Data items
- - - -

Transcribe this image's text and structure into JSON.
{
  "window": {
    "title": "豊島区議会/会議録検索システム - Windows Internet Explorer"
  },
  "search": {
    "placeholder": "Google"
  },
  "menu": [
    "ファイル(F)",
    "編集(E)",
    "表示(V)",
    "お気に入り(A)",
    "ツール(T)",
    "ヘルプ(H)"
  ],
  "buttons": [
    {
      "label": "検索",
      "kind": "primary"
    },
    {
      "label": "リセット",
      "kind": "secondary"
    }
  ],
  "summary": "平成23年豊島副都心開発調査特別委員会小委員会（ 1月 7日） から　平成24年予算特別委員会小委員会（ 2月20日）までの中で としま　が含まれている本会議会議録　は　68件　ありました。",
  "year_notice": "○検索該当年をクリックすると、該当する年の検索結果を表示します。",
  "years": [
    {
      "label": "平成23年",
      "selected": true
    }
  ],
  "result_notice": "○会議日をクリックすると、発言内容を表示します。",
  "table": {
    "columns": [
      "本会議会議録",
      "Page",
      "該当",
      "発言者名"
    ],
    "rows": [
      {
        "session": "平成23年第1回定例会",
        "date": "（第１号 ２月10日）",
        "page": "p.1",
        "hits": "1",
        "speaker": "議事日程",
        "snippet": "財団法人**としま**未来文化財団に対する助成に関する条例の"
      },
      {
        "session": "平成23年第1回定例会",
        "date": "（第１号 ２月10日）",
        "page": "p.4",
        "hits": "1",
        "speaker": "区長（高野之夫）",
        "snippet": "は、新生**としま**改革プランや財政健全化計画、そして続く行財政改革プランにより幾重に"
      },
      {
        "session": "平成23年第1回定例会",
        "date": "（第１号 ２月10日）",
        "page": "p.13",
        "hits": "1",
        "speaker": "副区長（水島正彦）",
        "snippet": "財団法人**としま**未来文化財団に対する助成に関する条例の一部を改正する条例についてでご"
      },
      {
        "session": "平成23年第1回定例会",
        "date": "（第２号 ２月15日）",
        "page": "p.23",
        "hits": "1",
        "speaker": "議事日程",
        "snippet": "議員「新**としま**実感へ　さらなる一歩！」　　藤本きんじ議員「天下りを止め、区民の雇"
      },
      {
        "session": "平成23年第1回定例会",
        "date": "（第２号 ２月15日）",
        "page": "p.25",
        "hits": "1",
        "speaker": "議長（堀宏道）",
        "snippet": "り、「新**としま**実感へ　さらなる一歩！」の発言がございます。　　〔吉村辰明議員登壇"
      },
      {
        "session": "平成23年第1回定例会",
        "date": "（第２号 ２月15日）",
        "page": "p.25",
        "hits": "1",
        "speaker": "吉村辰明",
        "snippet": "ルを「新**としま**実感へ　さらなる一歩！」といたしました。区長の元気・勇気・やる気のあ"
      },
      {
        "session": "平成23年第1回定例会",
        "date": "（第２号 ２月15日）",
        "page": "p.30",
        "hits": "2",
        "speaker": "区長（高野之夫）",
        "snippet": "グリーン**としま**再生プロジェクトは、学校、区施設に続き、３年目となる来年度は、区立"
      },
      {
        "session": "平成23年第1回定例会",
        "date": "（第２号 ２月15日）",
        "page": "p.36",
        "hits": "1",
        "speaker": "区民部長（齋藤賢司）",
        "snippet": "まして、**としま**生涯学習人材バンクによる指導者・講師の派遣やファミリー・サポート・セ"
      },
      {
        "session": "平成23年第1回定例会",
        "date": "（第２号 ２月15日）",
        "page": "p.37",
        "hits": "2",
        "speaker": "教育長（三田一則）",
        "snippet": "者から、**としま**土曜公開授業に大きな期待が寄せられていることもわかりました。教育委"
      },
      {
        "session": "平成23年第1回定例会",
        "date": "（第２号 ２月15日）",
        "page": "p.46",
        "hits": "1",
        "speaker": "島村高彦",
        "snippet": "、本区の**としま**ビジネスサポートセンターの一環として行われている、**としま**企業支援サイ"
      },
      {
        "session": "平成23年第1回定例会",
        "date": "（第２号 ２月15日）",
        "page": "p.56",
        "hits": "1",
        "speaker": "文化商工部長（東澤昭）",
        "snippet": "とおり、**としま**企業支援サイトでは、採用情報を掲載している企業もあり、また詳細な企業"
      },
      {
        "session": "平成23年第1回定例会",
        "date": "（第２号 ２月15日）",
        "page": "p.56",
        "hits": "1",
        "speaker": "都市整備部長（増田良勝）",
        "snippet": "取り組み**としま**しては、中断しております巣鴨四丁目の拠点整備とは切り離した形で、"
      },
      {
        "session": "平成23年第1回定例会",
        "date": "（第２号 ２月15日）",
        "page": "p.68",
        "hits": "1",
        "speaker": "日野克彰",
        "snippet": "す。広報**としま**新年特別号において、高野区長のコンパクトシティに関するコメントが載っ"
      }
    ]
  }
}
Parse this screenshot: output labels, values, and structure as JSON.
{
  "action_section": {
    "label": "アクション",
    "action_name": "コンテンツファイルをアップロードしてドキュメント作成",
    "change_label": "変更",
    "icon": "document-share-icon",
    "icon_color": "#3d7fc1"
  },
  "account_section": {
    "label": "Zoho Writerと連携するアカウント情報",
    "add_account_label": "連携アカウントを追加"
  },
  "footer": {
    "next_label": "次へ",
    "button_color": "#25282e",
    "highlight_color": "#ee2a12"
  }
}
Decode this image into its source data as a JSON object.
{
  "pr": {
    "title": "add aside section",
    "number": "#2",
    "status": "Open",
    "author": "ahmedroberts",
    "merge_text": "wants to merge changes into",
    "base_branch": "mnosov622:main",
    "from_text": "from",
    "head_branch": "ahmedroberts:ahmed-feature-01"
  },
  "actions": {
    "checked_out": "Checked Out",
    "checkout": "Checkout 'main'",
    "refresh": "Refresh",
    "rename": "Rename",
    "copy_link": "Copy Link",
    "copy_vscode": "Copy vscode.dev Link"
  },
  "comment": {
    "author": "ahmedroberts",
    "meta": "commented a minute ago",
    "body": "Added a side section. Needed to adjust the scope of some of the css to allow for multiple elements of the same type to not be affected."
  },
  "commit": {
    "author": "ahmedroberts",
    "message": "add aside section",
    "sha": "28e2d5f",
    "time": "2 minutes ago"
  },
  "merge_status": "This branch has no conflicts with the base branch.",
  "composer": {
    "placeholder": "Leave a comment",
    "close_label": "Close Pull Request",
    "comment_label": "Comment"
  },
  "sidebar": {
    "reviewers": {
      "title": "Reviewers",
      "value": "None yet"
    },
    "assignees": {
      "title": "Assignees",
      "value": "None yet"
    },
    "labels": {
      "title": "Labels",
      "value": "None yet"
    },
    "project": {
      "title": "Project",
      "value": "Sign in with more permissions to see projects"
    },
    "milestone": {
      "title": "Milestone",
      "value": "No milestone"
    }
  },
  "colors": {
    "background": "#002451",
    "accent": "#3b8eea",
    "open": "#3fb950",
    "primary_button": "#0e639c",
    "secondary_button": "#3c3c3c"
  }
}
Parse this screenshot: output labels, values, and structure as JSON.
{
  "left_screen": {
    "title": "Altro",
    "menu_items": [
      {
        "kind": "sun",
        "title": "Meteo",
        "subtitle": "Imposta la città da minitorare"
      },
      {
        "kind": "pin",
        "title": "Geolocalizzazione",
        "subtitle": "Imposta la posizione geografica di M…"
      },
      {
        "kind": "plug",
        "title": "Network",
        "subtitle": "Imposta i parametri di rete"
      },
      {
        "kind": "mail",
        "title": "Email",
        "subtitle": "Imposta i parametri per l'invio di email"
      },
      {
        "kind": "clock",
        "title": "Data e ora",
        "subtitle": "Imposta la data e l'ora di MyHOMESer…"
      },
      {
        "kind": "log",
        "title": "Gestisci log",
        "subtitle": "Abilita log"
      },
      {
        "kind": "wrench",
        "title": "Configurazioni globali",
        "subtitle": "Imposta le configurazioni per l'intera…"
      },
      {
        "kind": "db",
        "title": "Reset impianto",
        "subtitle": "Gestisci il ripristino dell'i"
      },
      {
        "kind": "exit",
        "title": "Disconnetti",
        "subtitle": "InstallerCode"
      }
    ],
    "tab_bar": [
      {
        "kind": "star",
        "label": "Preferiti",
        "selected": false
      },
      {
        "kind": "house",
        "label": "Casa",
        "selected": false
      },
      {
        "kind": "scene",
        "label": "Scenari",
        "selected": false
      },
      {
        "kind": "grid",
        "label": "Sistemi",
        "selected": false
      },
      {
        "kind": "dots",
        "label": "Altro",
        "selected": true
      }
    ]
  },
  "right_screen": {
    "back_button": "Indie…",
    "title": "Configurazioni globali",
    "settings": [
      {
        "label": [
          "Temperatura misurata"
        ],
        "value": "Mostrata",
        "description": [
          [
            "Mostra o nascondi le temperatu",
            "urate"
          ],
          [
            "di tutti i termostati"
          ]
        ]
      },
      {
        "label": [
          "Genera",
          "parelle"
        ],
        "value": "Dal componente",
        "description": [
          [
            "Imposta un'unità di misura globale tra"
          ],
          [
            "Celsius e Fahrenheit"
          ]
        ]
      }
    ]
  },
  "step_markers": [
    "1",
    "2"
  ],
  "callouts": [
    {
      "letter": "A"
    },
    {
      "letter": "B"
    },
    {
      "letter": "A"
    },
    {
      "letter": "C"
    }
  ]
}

- - - -

*Work required*:
Where a line holds the string "parametri", copy that line.

*The reply*:
        "subtitle": "Imposta i parametri di rete"
        "subtitle": "Imposta i parametri per l'invio di email"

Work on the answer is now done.